Gather all lines containing the string "되었는지를" and copy them out.

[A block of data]
==============================
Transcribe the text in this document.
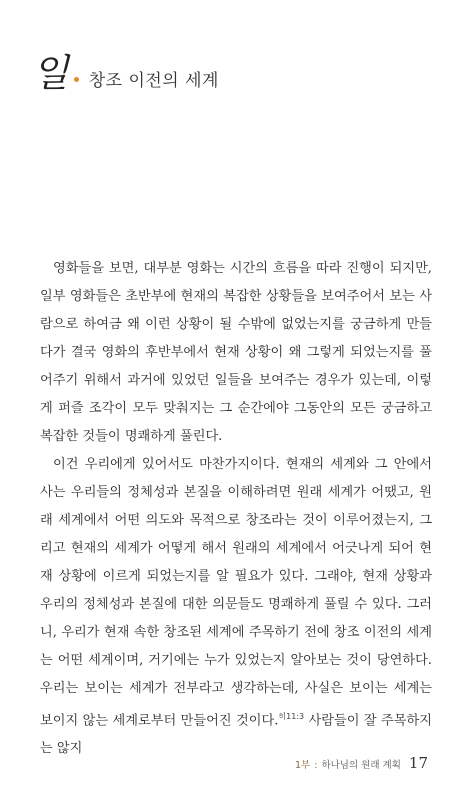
일 창조 이전의 세계

영화들을 보면, 대부분 영화는 시간의 흐름을 따라 진행이 되지만, 일부 영화들은 초반부에 현재의 복잡한 상황들을 보여주어서 보는 사람으로 하여금 왜 이런 상황이 될 수밖에 없었는지를 궁금하게 만들다가 결국 영화의 후반부에서 현재 상황이 왜 그렇게 되었는지를 풀어주기 위해서 과거에 있었던 일들을 보여주는 경우가 있는데, 이렇게 퍼즐 조각이 모두 맞춰지는 그 순간에야 그동안의 모든 궁금하고 복잡한 것들이 명쾌하게 풀린다.

이건 우리에게 있어서도 마찬가지이다. 현재의 세계와 그 안에서 사는 우리들의 정체성과 본질을 이해하려면 원래 세계가 어땠고, 원래 세계에서 어떤 의도와 목적으로 창조라는 것이 이루어졌는지, 그리고 현재의 세계가 어떻게 해서 원래의 세계에서 어긋나게 되어 현재 상황에 이르게 되었는지를 알 필요가 있다. 그래야, 현재 상황과 우리의 정체성과 본질에 대한 의문들도 명쾌하게 풀릴 수 있다. 그러니, 우리가 현재 속한 창조된 세계에 주목하기 전에 창조 이전의 세계는 어떤 세계이며, 거기에는 누가 있었는지 알아보는 것이 당연하다. 우리는 보이는 세계가 전부라고 생각하는데, 사실은 보이는 세계는 보이지 않는 세계로부터 만들어진 것이다.$^{히11:3}$ 사람들이 잘 주목하지는 않지

1부 : 하나님의 원래 계획 17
==============================
Finished exercise:
영화들을 보면, 대부분 영화는 시간의 흐름을 따라 진행이 되지만, 일부 영화들은 초반부에 현재의 복잡한 상황들을 보여주어서 보는 사람으로 하여금 왜 이런 상황이 될 수밖에 없었는지를 궁금하게 만들다가 결국 영화의 후반부에서 현재 상황이 왜 그렇게 되었는지를 풀어주기 위해서 과거에 있었던 일들을 보여주는 경우가 있는데, 이렇게 퍼즐 조각이 모두 맞춰지는 그 순간에야 그동안의 모든 궁금하고 복잡한 것들이 명쾌하게 풀린다.
이건 우리에게 있어서도 마찬가지이다. 현재의 세계와 그 안에서 사는 우리들의 정체성과 본질을 이해하려면 원래 세계가 어땠고, 원래 세계에서 어떤 의도와 목적으로 창조라는 것이 이루어졌는지, 그리고 현재의 세계가 어떻게 해서 원래의 세계에서 어긋나게 되어 현재 상황에 이르게 되었는지를 알 필요가 있다. 그래야, 현재 상황과 우리의 정체성과 본질에 대한 의문들도 명쾌하게 풀릴 수 있다. 그러니, 우리가 현재 속한 창조된 세계에 주목하기 전에 창조 이전의 세계는 어떤 세계이며, 거기에는 누가 있었는지 알아보는 것이 당연하다. 우리는 보이는 세계가 전부라고 생각하는데, 사실은 보이는 세계는 보이지 않는 세계로부터 만들어진 것이다.$^{히11:3}$ 사람들이 잘 주목하지는 않지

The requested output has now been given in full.